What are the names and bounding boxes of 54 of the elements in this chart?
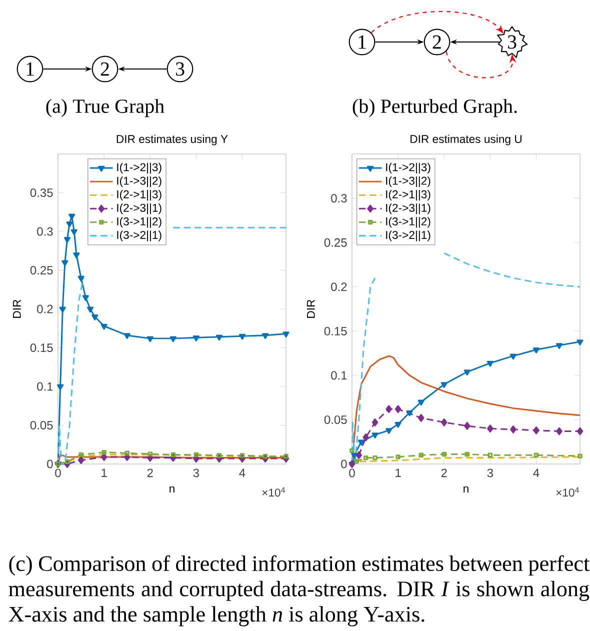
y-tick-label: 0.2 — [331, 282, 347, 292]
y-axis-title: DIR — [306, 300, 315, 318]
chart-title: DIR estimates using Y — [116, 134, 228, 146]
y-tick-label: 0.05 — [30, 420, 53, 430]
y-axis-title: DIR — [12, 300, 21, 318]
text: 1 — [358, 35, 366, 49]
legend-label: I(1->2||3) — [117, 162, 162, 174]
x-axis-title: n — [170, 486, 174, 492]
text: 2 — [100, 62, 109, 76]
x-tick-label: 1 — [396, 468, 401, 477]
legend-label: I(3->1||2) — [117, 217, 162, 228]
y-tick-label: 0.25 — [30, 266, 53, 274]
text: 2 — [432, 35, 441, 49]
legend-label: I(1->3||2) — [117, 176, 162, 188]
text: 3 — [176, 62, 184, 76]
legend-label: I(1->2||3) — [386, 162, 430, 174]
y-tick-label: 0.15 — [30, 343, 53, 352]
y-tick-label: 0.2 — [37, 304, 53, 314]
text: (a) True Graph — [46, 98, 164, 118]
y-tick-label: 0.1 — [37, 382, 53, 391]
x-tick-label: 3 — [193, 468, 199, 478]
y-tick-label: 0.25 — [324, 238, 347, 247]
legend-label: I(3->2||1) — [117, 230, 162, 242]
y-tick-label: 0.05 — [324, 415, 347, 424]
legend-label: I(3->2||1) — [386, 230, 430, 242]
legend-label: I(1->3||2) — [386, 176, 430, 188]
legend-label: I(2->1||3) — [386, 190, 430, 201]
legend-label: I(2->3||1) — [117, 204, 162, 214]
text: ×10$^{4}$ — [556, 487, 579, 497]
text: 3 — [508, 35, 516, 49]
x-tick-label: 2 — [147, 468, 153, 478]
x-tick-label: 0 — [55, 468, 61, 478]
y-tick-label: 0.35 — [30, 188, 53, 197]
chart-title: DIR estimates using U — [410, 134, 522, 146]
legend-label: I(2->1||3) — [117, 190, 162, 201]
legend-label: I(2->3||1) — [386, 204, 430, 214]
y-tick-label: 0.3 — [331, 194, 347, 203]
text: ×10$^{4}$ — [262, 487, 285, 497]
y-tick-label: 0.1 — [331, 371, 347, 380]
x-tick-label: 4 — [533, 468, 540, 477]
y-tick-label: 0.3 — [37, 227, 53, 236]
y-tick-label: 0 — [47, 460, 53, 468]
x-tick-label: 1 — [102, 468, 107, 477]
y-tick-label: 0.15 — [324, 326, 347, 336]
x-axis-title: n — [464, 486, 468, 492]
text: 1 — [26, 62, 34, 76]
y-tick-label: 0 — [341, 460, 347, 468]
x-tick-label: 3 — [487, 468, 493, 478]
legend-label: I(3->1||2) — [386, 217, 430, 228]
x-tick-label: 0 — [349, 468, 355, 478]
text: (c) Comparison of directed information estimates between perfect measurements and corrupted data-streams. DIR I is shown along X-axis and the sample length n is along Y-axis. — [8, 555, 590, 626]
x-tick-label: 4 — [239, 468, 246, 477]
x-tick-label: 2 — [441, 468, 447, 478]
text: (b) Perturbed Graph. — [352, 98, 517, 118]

▬▬▬▬▬▬▬▬▬▬

#### Task requirements:
Put everything above, from the line containing "y-tick-label: 0.2 — [331, 282, 347, 292]" down to the line containing "legend-label: I(1->3||2) — [386, 176, 430, 188]", into a JSON list of strings with one string per line. Include both end lines and leave out any blank lines.

#### Full answer:
[
  "y-tick-label: 0.2 — [331, 282, 347, 292]",
  "y-axis-title: DIR — [306, 300, 315, 318]",
  "chart-title: DIR estimates using Y — [116, 134, 228, 146]",
  "y-tick-label: 0.05 — [30, 420, 53, 430]",
  "y-axis-title: DIR — [12, 300, 21, 318]",
  "text: 1 — [358, 35, 366, 49]",
  "legend-label: I(1->2||3) — [117, 162, 162, 174]",
  "x-axis-title: n — [170, 486, 174, 492]",
  "text: 2 — [100, 62, 109, 76]",
  "x-tick-label: 1 — [396, 468, 401, 477]",
  "legend-label: I(3->1||2) — [117, 217, 162, 228]",
  "y-tick-label: 0.25 — [30, 266, 53, 274]",
  "text: 2 — [432, 35, 441, 49]",
  "legend-label: I(1->3||2) — [117, 176, 162, 188]",
  "text: 3 — [176, 62, 184, 76]",
  "legend-label: I(1->2||3) — [386, 162, 430, 174]",
  "y-tick-label: 0.15 — [30, 343, 53, 352]",
  "y-tick-label: 0.2 — [37, 304, 53, 314]",
  "text: (a) True Graph — [46, 98, 164, 118]",
  "y-tick-label: 0.1 — [37, 382, 53, 391]",
  "x-tick-label: 3 — [193, 468, 199, 478]",
  "y-tick-label: 0.25 — [324, 238, 347, 247]",
  "legend-label: I(3->2||1) — [117, 230, 162, 242]",
  "y-tick-label: 0.05 — [324, 415, 347, 424]",
  "legend-label: I(3->2||1) — [386, 230, 430, 242]",
  "legend-label: I(1->3||2) — [386, 176, 430, 188]"
]